*** Data rows

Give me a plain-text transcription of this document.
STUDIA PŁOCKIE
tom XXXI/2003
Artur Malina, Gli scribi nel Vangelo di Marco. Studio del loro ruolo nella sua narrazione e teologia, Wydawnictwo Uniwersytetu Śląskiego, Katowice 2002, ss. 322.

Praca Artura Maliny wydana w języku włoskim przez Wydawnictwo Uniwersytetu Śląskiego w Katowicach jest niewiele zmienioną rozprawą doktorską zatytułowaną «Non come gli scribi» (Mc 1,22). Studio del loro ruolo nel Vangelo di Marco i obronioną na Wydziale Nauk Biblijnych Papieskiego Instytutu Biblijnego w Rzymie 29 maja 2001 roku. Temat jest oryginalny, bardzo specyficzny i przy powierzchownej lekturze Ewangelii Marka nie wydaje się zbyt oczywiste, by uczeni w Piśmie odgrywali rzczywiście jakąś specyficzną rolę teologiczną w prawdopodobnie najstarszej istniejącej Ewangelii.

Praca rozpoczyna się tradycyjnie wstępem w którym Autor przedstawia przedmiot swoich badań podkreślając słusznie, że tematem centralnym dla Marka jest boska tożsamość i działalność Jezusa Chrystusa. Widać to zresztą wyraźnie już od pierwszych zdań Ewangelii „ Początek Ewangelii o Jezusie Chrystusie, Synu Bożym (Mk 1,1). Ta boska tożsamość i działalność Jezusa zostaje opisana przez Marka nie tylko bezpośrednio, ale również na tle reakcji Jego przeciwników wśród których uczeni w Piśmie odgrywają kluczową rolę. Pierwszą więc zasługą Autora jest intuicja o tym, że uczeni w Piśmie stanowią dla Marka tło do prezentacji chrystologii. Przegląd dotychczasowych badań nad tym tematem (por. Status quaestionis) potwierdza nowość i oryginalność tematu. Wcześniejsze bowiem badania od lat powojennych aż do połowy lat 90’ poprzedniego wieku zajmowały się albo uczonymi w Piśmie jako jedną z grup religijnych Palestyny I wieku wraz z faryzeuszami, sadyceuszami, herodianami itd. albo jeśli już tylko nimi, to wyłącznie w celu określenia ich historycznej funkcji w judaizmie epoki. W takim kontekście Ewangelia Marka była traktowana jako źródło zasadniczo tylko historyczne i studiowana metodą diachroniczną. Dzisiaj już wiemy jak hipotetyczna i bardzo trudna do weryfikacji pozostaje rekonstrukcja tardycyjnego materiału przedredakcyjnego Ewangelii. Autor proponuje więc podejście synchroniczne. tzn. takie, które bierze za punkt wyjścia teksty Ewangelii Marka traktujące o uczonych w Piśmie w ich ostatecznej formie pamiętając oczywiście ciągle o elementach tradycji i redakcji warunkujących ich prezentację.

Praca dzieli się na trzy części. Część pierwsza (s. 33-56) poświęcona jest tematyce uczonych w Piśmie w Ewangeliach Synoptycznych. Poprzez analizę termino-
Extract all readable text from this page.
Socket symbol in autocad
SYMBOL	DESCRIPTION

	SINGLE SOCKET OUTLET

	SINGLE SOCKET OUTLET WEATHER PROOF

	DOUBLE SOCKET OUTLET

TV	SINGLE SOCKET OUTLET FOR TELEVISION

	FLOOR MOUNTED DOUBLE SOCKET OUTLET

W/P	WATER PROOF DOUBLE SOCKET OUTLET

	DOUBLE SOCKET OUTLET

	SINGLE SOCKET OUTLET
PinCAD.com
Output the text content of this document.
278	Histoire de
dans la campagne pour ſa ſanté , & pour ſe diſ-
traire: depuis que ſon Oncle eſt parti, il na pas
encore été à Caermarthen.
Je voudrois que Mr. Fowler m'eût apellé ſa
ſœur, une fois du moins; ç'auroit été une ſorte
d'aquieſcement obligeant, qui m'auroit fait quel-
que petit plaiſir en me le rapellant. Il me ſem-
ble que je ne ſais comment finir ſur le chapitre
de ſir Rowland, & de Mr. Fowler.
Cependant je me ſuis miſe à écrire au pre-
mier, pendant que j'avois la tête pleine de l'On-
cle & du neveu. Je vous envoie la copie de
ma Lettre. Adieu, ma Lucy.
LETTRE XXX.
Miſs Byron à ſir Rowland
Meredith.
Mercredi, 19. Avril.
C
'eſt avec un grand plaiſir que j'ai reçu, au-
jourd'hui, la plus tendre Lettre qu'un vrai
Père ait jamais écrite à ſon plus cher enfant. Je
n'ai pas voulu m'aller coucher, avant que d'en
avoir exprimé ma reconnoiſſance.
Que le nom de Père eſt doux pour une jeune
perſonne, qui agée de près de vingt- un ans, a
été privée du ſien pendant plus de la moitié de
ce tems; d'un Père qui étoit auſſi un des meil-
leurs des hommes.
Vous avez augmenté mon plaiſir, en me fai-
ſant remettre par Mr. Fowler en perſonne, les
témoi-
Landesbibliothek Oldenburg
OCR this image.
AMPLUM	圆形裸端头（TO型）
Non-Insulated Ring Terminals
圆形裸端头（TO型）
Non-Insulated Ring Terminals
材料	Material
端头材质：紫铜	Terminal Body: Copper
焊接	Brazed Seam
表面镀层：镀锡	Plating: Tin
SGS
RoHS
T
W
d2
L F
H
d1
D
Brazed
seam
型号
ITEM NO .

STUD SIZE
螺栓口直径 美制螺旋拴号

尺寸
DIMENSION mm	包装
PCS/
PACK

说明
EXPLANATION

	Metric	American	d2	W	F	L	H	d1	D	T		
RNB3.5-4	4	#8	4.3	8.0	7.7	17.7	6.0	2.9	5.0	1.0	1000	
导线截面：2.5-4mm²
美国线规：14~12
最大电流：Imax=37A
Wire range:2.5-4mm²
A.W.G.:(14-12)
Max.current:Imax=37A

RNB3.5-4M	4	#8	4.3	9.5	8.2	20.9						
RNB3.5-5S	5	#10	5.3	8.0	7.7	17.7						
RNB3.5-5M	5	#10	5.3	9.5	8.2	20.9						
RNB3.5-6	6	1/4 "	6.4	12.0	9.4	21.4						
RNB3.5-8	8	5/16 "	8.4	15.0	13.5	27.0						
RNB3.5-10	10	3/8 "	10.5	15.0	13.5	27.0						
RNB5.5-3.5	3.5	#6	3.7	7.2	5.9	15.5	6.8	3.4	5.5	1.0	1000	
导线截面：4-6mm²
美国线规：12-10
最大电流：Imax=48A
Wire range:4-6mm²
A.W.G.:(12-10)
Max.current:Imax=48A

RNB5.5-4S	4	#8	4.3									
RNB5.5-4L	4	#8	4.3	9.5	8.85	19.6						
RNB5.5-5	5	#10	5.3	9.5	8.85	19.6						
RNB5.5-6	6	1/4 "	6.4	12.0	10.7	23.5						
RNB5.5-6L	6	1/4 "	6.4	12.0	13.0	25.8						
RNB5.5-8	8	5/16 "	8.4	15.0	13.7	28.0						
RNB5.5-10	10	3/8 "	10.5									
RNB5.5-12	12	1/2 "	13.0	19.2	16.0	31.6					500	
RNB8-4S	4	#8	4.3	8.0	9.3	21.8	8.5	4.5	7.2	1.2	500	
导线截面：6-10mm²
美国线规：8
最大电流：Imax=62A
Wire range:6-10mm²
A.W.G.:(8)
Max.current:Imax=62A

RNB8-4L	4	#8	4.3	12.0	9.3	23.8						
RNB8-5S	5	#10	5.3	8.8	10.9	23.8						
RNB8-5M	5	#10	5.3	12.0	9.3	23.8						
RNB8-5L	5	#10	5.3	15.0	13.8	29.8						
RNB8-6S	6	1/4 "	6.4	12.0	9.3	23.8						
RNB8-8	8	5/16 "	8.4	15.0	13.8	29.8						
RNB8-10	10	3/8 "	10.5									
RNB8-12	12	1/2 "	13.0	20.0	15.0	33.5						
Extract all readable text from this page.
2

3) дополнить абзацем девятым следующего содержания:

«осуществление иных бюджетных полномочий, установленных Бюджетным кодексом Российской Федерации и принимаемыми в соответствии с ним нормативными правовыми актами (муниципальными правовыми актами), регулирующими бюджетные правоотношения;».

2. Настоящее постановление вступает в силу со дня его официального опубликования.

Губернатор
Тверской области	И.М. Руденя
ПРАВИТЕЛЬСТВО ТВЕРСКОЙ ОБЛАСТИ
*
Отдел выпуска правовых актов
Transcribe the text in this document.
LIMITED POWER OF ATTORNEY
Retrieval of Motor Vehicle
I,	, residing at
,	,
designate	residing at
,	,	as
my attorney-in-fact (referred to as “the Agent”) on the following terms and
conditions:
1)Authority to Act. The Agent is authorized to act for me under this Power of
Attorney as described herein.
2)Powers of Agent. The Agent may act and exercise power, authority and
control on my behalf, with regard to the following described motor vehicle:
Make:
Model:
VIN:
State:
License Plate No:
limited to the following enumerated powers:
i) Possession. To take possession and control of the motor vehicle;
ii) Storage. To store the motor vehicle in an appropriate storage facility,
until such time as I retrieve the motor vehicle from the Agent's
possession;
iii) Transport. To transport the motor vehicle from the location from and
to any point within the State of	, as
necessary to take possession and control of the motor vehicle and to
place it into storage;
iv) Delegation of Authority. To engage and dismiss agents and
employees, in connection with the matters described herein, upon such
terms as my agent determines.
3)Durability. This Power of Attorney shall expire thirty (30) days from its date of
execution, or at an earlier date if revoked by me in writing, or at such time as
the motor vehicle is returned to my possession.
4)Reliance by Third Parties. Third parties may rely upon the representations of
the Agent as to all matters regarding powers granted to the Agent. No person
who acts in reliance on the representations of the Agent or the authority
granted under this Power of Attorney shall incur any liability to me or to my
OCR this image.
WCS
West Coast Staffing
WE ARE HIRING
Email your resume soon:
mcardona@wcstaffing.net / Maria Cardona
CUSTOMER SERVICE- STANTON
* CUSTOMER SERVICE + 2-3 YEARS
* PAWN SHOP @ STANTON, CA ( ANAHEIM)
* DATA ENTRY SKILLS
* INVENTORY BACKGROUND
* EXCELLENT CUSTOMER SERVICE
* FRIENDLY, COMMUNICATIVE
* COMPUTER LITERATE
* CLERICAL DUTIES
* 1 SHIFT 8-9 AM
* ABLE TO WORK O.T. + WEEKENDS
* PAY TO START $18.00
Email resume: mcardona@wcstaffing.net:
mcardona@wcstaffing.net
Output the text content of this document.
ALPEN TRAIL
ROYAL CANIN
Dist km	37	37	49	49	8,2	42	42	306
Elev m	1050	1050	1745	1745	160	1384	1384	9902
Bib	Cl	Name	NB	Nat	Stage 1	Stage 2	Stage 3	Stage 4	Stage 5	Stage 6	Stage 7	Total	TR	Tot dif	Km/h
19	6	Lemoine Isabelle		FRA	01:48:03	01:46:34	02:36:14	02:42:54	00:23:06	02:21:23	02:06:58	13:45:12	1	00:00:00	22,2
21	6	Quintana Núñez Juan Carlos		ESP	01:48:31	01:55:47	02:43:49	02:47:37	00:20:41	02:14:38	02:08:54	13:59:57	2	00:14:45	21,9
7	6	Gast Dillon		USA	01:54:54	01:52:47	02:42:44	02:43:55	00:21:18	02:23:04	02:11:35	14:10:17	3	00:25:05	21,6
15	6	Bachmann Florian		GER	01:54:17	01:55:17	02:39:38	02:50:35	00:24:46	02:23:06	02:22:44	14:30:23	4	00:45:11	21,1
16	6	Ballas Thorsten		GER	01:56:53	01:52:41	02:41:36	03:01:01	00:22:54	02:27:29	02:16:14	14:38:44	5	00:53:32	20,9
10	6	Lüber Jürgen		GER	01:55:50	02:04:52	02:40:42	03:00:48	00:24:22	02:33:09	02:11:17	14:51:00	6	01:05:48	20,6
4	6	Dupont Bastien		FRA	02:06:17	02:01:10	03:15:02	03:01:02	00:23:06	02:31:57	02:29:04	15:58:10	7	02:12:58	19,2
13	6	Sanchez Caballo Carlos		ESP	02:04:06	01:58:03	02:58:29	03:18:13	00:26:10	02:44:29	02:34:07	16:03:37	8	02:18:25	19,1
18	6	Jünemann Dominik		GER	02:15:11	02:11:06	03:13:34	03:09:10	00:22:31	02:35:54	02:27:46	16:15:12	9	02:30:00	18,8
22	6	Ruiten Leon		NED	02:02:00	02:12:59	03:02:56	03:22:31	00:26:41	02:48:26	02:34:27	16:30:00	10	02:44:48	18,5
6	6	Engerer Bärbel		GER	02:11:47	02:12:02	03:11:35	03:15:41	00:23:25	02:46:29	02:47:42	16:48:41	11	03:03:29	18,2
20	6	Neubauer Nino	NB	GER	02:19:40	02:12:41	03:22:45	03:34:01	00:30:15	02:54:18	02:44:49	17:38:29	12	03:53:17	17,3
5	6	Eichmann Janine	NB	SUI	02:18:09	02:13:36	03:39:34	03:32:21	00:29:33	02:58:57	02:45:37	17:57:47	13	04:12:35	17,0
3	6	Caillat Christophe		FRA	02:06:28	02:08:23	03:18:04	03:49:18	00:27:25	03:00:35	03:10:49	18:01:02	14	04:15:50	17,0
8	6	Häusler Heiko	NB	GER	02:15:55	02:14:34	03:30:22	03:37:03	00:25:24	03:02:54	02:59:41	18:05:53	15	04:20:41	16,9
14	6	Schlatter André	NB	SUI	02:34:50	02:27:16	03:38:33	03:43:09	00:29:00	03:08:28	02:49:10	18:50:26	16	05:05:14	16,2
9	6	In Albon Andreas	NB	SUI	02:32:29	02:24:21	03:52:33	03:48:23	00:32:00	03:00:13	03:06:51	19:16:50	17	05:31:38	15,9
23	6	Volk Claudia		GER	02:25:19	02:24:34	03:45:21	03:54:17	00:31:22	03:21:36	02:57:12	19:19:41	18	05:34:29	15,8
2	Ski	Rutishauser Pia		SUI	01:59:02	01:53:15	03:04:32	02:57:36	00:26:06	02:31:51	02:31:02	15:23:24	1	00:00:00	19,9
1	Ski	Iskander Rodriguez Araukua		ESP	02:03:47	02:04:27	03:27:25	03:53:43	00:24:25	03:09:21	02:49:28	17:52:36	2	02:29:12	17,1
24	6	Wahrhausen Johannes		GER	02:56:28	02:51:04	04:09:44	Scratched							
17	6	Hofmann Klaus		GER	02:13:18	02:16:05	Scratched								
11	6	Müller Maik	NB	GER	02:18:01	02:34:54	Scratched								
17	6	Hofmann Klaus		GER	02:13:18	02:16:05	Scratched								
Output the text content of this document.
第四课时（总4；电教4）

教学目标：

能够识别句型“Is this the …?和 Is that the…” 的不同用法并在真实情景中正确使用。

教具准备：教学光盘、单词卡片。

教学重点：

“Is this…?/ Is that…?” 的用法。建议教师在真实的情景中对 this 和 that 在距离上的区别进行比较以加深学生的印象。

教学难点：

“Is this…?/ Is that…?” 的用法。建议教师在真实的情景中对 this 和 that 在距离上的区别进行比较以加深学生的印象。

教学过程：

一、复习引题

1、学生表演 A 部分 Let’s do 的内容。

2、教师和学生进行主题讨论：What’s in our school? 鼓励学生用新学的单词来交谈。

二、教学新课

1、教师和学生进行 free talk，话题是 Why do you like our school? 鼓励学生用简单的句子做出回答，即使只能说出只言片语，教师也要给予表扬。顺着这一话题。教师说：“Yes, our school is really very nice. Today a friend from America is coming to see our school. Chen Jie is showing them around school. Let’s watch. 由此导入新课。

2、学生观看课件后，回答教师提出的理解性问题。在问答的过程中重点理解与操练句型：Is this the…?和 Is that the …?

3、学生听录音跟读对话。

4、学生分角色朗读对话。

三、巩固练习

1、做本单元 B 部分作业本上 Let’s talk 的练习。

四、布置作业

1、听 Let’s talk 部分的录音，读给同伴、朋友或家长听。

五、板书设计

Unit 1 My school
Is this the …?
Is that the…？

******

__Your instructions__
Find the word "such" in the entries above and gather every line that holds it.

__Written response__
until such time as I retrieve the motor vehicle from the Agent's
employees, in connection with the matters described herein, upon such
execution, or at an earlier date if revoked by me in writing, or at such time as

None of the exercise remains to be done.